**What needs to be done:** Identify and copy all lines of the material where the string "type" is found.

** Begin Stored records **

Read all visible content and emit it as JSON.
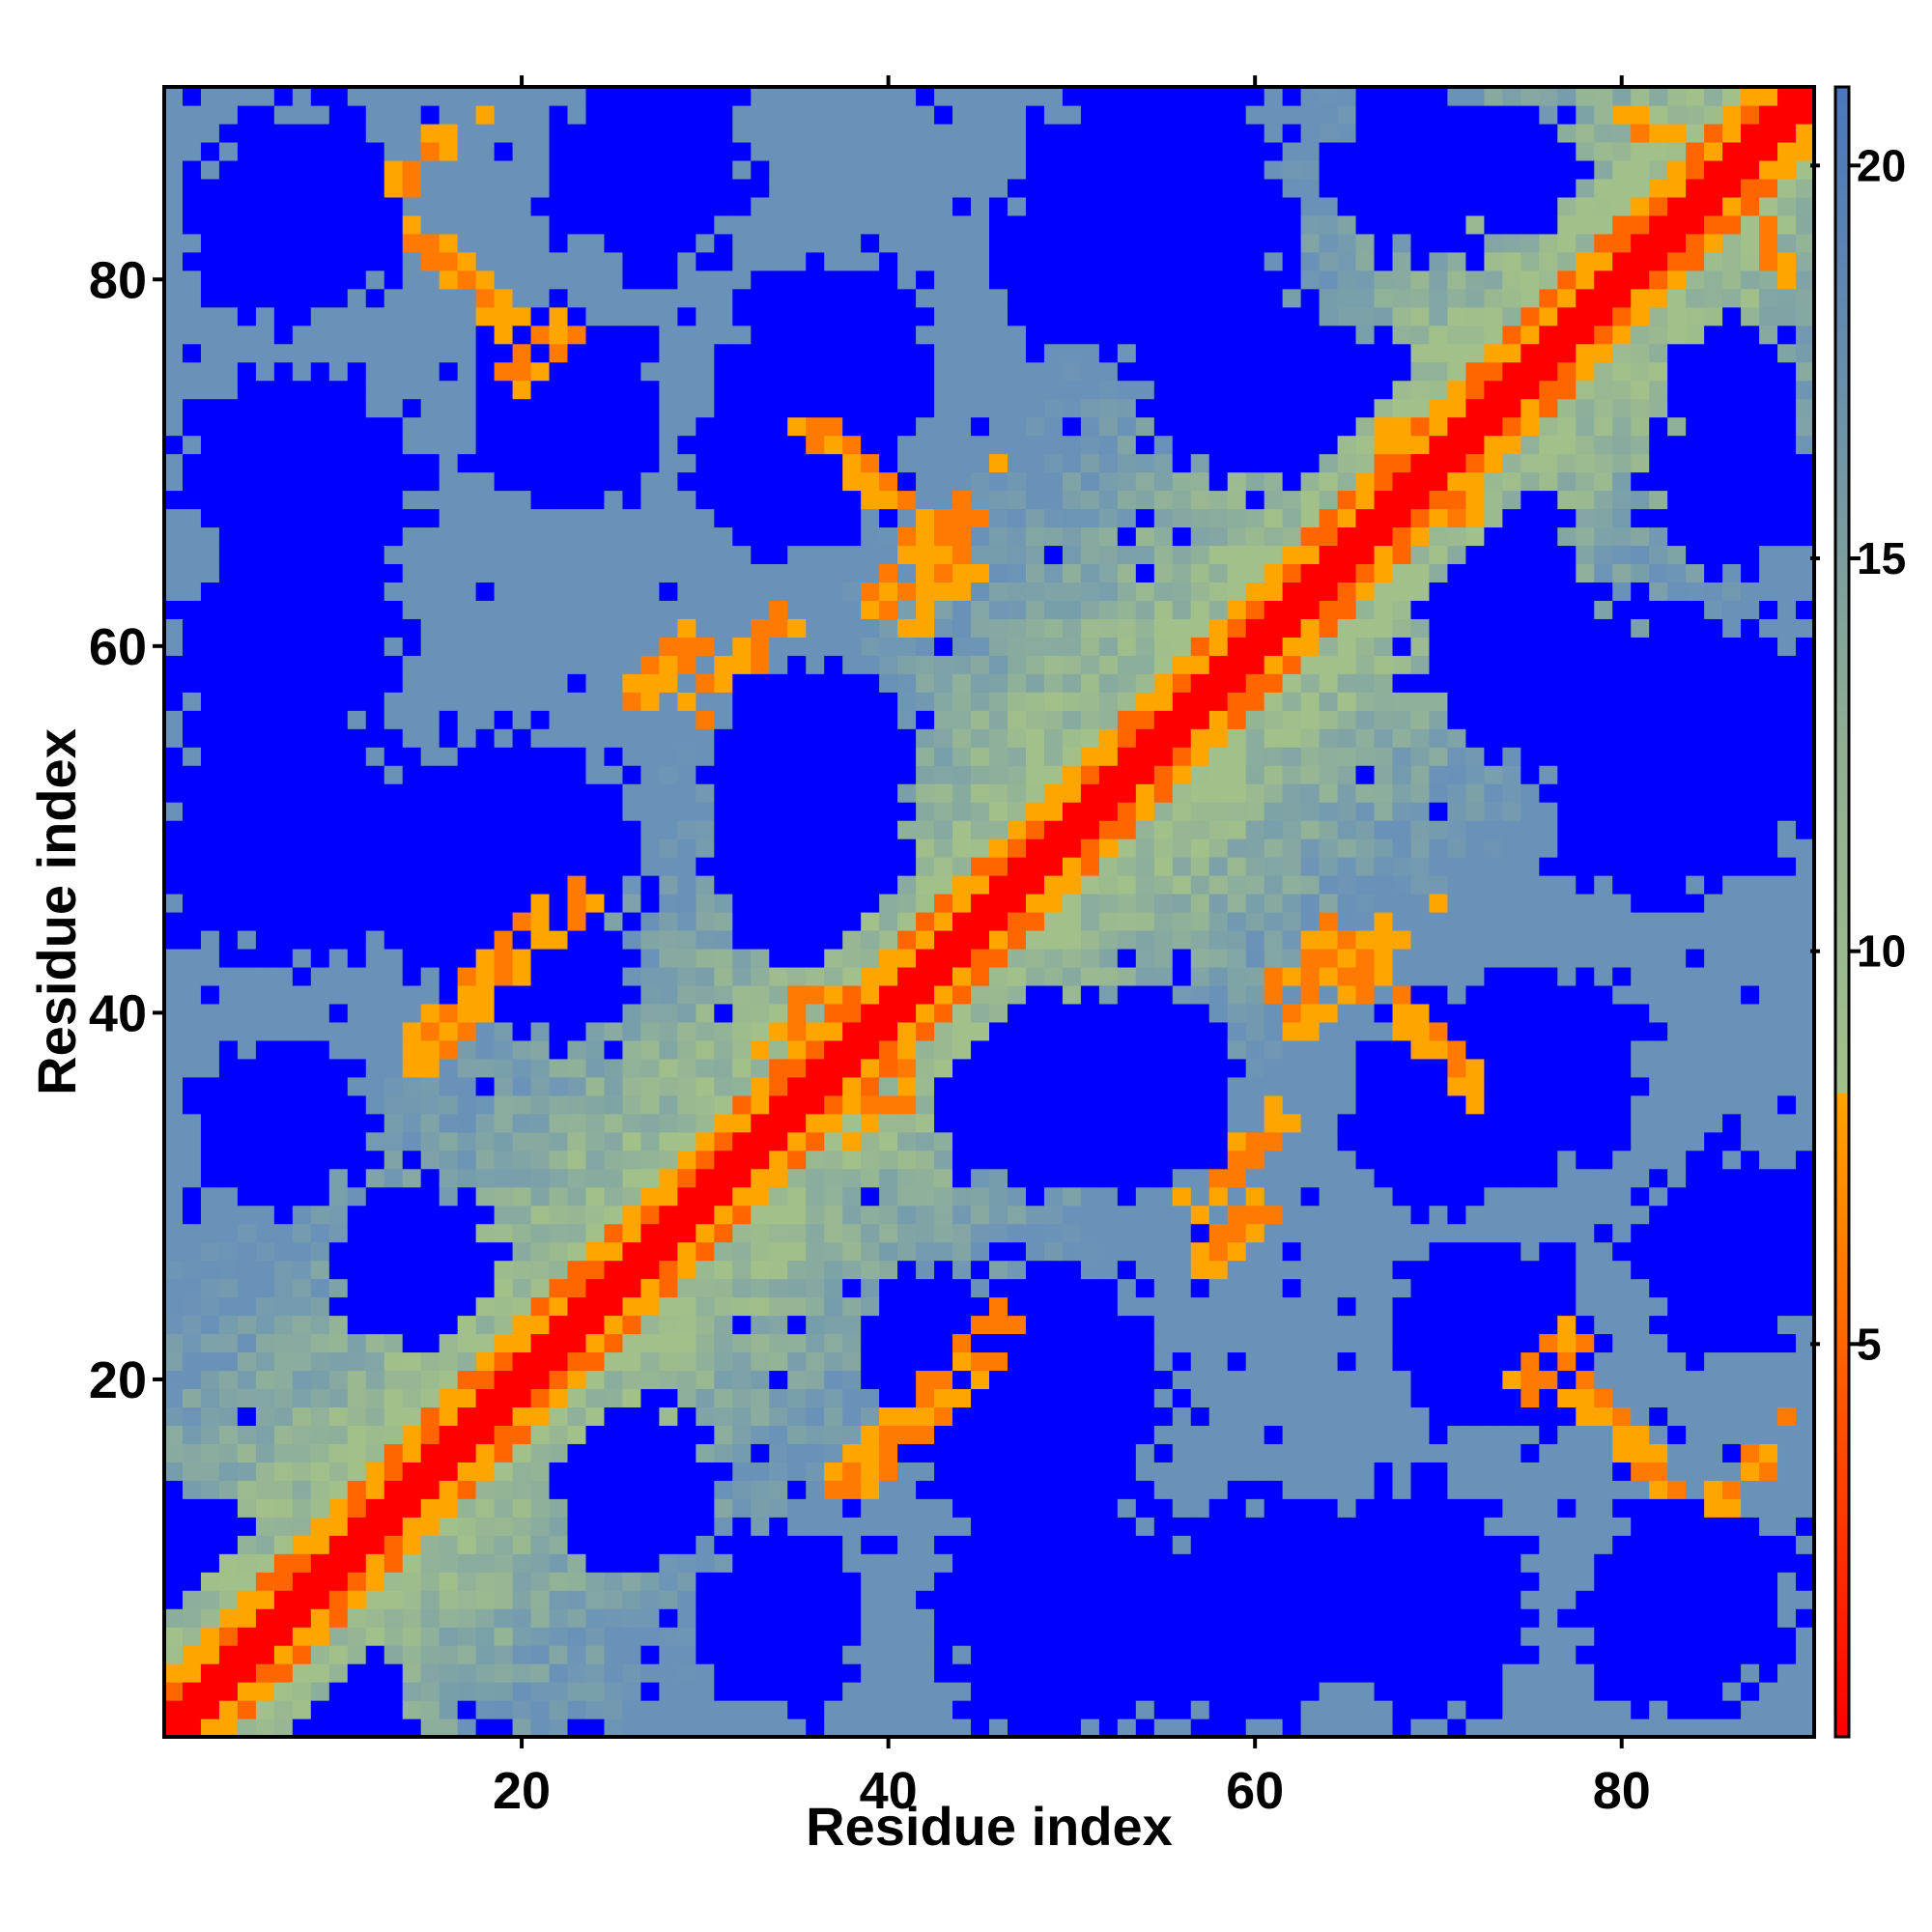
{
  "chart_data": {
    "type": "heatmap",
    "title": "",
    "xlabel": "Residue index",
    "ylabel": "Residue index",
    "xlim": [
      1,
      91
    ],
    "ylim": [
      1,
      91
    ],
    "n_residues": 90,
    "x_ticks": [
      {
        "value": 20,
        "label": "20"
      },
      {
        "value": 40,
        "label": "40"
      },
      {
        "value": 60,
        "label": "60"
      },
      {
        "value": 80,
        "label": "80"
      }
    ],
    "y_ticks": [
      {
        "value": 20,
        "label": "20"
      },
      {
        "value": 40,
        "label": "40"
      },
      {
        "value": 60,
        "label": "60"
      },
      {
        "value": 80,
        "label": "80"
      }
    ],
    "colorbar": {
      "range": [
        0,
        21
      ],
      "ticks": [
        {
          "value": 5,
          "label": "5"
        },
        {
          "value": 10,
          "label": "10"
        },
        {
          "value": 15,
          "label": "15"
        },
        {
          "value": 20,
          "label": "20"
        }
      ],
      "stops": [
        {
          "value": 0,
          "color": "#ff0000"
        },
        {
          "value": 8.2,
          "color": "#ffa500"
        },
        {
          "value": 8.2,
          "color": "#a2c08a"
        },
        {
          "value": 12.5,
          "color": "#8fae92"
        },
        {
          "value": 21,
          "color": "#4a76bd"
        }
      ],
      "saturated_color": "#0000ff"
    },
    "colors": {
      "contact_red": "#ff0000",
      "contact_orange": "#ffa500",
      "mid_green": "#a2c08a",
      "far_steel": "#6a92b8",
      "saturated_blue": "#0000ff"
    },
    "clusters": [
      {
        "center": [
          3,
          8
        ],
        "radius": 6
      },
      {
        "center": [
          7,
          34
        ],
        "radius": 5
      },
      {
        "center": [
          7,
          60
        ],
        "radius": 7
      },
      {
        "center": [
          7,
          83
        ],
        "radius": 6
      },
      {
        "center": [
          19,
          48
        ],
        "radius": 8
      },
      {
        "center": [
          22,
          73
        ],
        "radius": 6
      },
      {
        "center": [
          26,
          14
        ],
        "radius": 5
      },
      {
        "center": [
          36,
          54
        ],
        "radius": 6
      },
      {
        "center": [
          37,
          76
        ],
        "radius": 6
      },
      {
        "center": [
          42,
          22
        ],
        "radius": 4
      },
      {
        "center": [
          50,
          7
        ],
        "radius": 8
      },
      {
        "center": [
          48,
          36
        ],
        "radius": 6
      },
      {
        "center": [
          52,
          82
        ],
        "radius": 7
      },
      {
        "center": [
          60,
          74
        ],
        "radius": 6
      },
      {
        "center": [
          69,
          8
        ],
        "radius": 7
      },
      {
        "center": [
          70,
          35
        ],
        "radius": 6
      },
      {
        "center": [
          72,
          66
        ],
        "radius": 5
      },
      {
        "center": [
          69,
          86
        ],
        "radius": 5
      },
      {
        "center": [
          84,
          8
        ],
        "radius": 6
      },
      {
        "center": [
          86,
          27
        ],
        "radius": 6
      },
      {
        "center": [
          84,
          55
        ],
        "radius": 8
      },
      {
        "center": [
          86,
          74
        ],
        "radius": 4
      }
    ],
    "contact_patches": [
      {
        "x": 14,
        "y": 83,
        "len": 6,
        "dir": -1
      },
      {
        "x": 14,
        "y": 37,
        "len": 10,
        "dir": 1
      },
      {
        "x": 26,
        "y": 57,
        "len": 4,
        "dir": 1
      },
      {
        "x": 38,
        "y": 33,
        "len": 4,
        "dir": 1
      },
      {
        "x": 39,
        "y": 62,
        "len": 8,
        "dir": 1
      },
      {
        "x": 38,
        "y": 14,
        "len": 8,
        "dir": 1
      },
      {
        "x": 56,
        "y": 29,
        "len": 6,
        "dir": 1
      },
      {
        "x": 61,
        "y": 41,
        "len": 4,
        "dir": 1
      },
      {
        "x": 64,
        "y": 44,
        "len": 9,
        "dir": -1
      },
      {
        "x": 67,
        "y": 72,
        "len": 4,
        "dir": -1
      },
      {
        "x": 85,
        "y": 13,
        "len": 6,
        "dir": 1
      },
      {
        "x": 74,
        "y": 19,
        "len": 4,
        "dir": 1
      },
      {
        "x": 84,
        "y": 86,
        "len": 6,
        "dir": -1
      },
      {
        "x": 69,
        "y": 67,
        "len": 4,
        "dir": 1
      },
      {
        "x": 32,
        "y": 59,
        "len": 3,
        "dir": 1
      }
    ]
  }
}
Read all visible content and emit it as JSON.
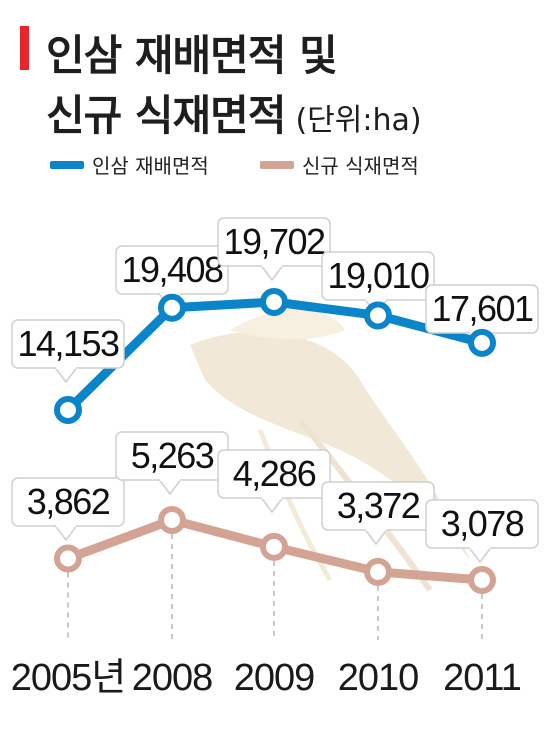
{
  "title": {
    "line1": "인삼 재배면적 및",
    "line2": "신규 식재면적",
    "unit": "(단위:ha)"
  },
  "colors": {
    "accent": "#e8262b",
    "series1": "#0a85c9",
    "series2": "#d3a493",
    "dash": "#b5b5b5"
  },
  "chart_data": {
    "type": "line",
    "title": "인삼 재배면적 및 신규 식재면적",
    "unit": "(단위:ha)",
    "categories": [
      "2005년",
      "2008",
      "2009",
      "2010",
      "2011"
    ],
    "series": [
      {
        "name": "인삼 재배면적",
        "values": [
          14153,
          19408,
          19702,
          19010,
          17601
        ],
        "labels": [
          "14,153",
          "19,408",
          "19,702",
          "19,010",
          "17,601"
        ]
      },
      {
        "name": "신규 식재면적",
        "values": [
          3862,
          5263,
          4286,
          3372,
          3078
        ],
        "labels": [
          "3,862",
          "5,263",
          "4,286",
          "3,372",
          "3,078"
        ]
      }
    ],
    "grid": false,
    "legend": "top-left"
  }
}
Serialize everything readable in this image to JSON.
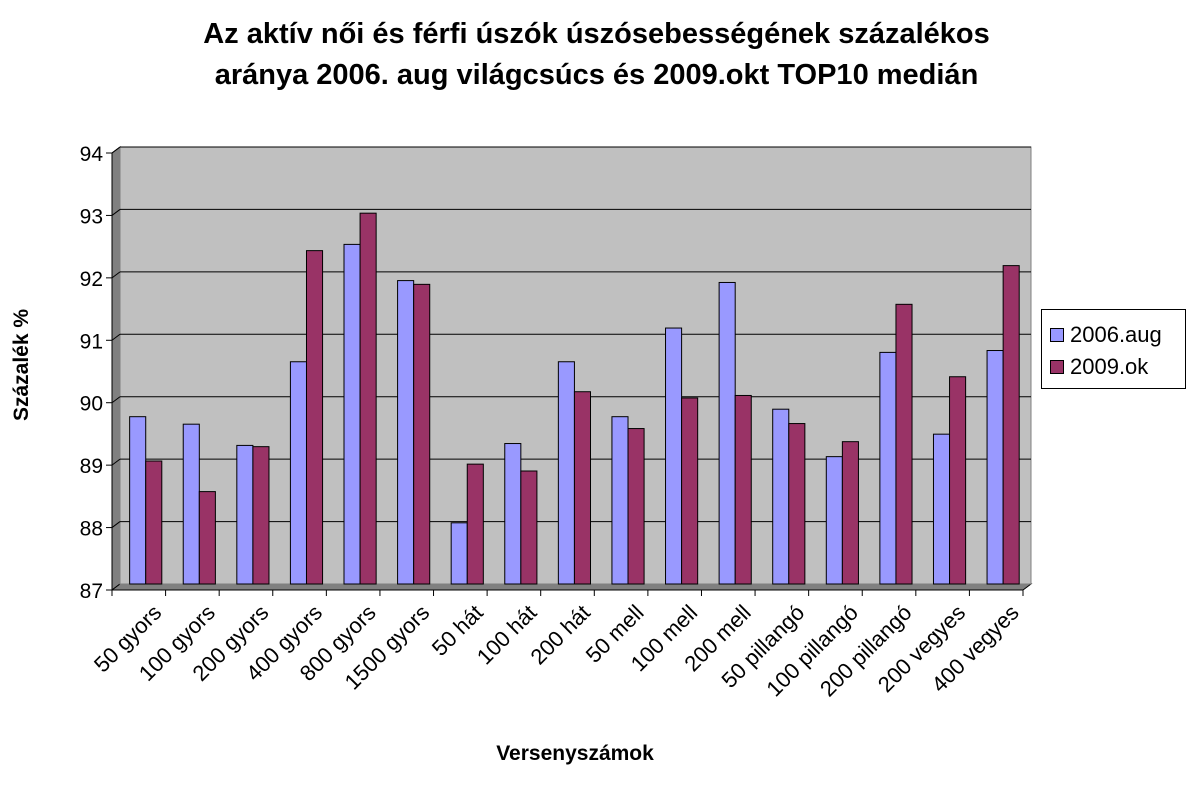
{
  "chart_data": {
    "type": "bar",
    "title_line1": "Az aktív női és férfi úszók úszósebességének százalékos",
    "title_line2": "aránya  2006. aug világcsúcs és 2009.okt TOP10 medián",
    "xlabel": "Versenyszámok",
    "ylabel": "Százalék %",
    "ylim": [
      87,
      94
    ],
    "yticks": [
      87,
      88,
      89,
      90,
      91,
      92,
      93,
      94
    ],
    "grid": true,
    "legend_position": "right",
    "categories": [
      "50 gyors",
      "100 gyors",
      "200 gyors",
      "400 gyors",
      "800 gyors",
      "1500 gyors",
      "50 hát",
      "100 hát",
      "200 hát",
      "50 mell",
      "100 mell",
      "200 mell",
      "50 pillangó",
      "100 pillangó",
      "200 pillangó",
      "200 vegyes",
      "400 vegyes"
    ],
    "series": [
      {
        "name": "2006.aug",
        "color": "#9999ff",
        "values": [
          89.68,
          89.56,
          89.22,
          90.56,
          92.44,
          91.86,
          87.98,
          89.25,
          90.56,
          89.68,
          91.1,
          91.83,
          89.8,
          89.04,
          90.71,
          89.4,
          90.74
        ]
      },
      {
        "name": "2009.ok",
        "color": "#993366",
        "values": [
          88.97,
          88.48,
          89.2,
          92.34,
          92.94,
          91.8,
          88.92,
          88.81,
          90.08,
          89.49,
          89.98,
          90.02,
          89.57,
          89.28,
          91.48,
          90.32,
          92.1
        ]
      }
    ],
    "plot_background": "#c0c0c0"
  }
}
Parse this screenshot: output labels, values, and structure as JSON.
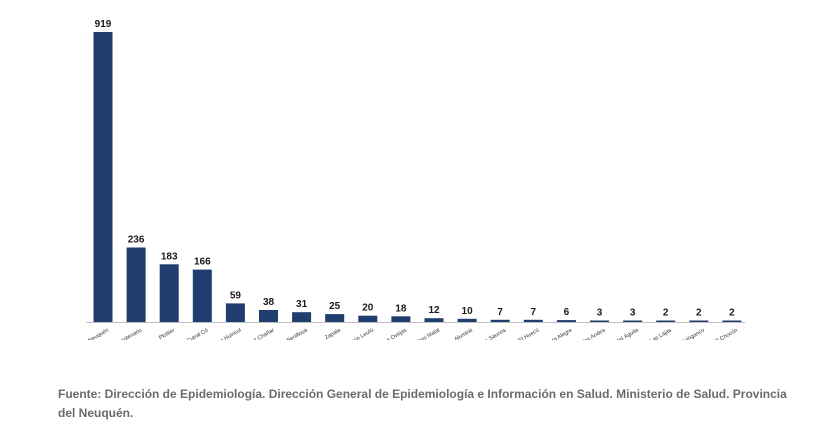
{
  "chart_data": {
    "type": "bar",
    "categories": [
      "Neuquén",
      "Centenario",
      "Plottier",
      "Cutral Có",
      "Plaza Huincul",
      "San Patricio del Chañar",
      "Senillosa",
      "Zapala",
      "Picún Leufú",
      "Las Ovejas",
      "Chos Malal",
      "Aluminé",
      "Rincón de los Sauces",
      "El Huecú",
      "Vista Alegre",
      "S.M. de los Andes",
      "Piedra del Águila",
      "Las Lajas",
      "Huinganco",
      "Villa El Chocón"
    ],
    "values": [
      919,
      236,
      183,
      166,
      59,
      38,
      31,
      25,
      20,
      18,
      12,
      10,
      7,
      7,
      6,
      3,
      3,
      2,
      2,
      2
    ],
    "ylim": [
      0,
      919
    ],
    "colors": {
      "bar": "#1f3d6e",
      "axis": "#bfbfbf"
    },
    "grid": false,
    "legend": "none"
  },
  "caption": "Fuente: Dirección de Epidemiología. Dirección General de Epidemiología e Información en Salud. Ministerio de Salud. Provincia del Neuquén."
}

** End Stored records **

**Response for this exercise:**
    "type": "heatmap",
    "type": "line",
    "type": "bar",
    "type": "bar",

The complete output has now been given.